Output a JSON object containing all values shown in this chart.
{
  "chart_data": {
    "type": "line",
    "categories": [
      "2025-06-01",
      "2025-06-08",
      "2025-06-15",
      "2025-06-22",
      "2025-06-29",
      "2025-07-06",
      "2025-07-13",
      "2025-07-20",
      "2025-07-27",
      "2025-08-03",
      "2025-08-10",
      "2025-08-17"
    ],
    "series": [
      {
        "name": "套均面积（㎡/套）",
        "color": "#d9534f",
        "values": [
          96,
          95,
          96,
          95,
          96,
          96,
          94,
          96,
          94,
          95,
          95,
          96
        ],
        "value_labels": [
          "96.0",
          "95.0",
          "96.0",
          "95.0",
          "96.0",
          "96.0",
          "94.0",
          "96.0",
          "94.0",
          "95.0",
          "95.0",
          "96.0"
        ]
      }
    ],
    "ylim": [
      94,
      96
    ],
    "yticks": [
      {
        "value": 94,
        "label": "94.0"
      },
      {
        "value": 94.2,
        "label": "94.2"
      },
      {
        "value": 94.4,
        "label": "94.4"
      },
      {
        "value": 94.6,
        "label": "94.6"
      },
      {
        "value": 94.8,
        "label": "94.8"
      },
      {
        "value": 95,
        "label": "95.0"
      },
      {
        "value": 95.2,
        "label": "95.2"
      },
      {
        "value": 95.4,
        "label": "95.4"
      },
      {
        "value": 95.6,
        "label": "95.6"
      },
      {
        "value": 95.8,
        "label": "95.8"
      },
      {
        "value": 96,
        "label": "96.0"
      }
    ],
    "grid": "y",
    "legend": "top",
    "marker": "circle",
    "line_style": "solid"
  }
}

Task to complete:
Show every line from the entries above in which "values" appears.

Task answer:
Output a JSON object containing all values shown in this chart.
        "values": [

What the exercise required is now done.